* DATASET EXCERPTS
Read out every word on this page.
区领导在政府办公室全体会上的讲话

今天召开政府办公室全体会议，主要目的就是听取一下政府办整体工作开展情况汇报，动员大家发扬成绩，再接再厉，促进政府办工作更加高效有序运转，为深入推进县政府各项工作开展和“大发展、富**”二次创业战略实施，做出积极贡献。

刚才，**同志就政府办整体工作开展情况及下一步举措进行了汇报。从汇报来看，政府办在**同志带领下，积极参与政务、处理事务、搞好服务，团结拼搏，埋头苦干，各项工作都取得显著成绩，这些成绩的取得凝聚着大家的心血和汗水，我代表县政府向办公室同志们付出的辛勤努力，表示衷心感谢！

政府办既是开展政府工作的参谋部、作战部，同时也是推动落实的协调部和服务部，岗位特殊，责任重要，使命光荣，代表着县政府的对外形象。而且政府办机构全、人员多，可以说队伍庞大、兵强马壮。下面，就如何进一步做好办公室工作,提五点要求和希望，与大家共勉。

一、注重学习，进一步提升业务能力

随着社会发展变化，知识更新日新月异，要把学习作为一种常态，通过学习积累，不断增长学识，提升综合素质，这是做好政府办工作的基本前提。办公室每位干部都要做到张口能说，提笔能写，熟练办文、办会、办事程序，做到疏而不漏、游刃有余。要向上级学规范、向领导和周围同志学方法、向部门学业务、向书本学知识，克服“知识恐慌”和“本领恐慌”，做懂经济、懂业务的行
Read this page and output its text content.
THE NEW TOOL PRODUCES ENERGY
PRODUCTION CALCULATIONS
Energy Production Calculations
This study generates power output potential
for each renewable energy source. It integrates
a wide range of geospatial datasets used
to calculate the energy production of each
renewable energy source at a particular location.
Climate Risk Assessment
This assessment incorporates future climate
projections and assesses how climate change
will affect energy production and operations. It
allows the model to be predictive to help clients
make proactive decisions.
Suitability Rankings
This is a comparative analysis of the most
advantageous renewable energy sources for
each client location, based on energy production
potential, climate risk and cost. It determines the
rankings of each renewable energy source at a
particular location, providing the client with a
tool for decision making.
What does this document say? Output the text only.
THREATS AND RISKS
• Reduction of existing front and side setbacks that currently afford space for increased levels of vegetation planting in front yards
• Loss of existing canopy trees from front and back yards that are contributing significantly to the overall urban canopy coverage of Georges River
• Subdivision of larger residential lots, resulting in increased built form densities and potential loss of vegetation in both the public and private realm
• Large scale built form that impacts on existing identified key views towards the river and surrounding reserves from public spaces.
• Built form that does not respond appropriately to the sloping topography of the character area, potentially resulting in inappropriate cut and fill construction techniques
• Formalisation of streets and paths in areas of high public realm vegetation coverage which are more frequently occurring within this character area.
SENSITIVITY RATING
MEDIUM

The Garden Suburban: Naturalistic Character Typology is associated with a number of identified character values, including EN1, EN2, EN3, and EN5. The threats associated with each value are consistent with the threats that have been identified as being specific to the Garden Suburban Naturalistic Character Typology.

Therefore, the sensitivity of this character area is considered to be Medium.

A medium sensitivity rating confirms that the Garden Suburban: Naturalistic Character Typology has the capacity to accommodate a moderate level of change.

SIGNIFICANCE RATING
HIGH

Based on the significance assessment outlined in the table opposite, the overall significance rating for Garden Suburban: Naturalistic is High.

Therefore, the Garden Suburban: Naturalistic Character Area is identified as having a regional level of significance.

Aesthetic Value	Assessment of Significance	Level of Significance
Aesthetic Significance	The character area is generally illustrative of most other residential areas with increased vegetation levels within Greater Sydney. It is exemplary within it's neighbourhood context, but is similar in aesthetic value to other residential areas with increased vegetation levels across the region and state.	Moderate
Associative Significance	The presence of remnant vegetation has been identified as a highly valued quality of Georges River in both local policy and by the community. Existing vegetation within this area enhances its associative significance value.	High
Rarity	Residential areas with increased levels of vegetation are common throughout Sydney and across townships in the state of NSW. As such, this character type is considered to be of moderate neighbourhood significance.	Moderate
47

* BRIEF
Where a line contains the string "areas", extract that line.

* ANSWER TO THE EXERCISE
• Formalisation of streets and paths in areas of high public realm vegetation coverage which are more frequently occurring within this character area.
Aesthetic Significance	The character area is generally illustrative of most other residential areas with increased vegetation levels within Greater Sydney. It is exemplary within it's neighbourhood context, but is similar in aesthetic value to other residential areas with increased vegetation levels across the region and state.	Moderate
Rarity	Residential areas with increased levels of vegetation are common throughout Sydney and across townships in the state of NSW. As such, this character type is considered to be of moderate neighbourhood significance.	Moderate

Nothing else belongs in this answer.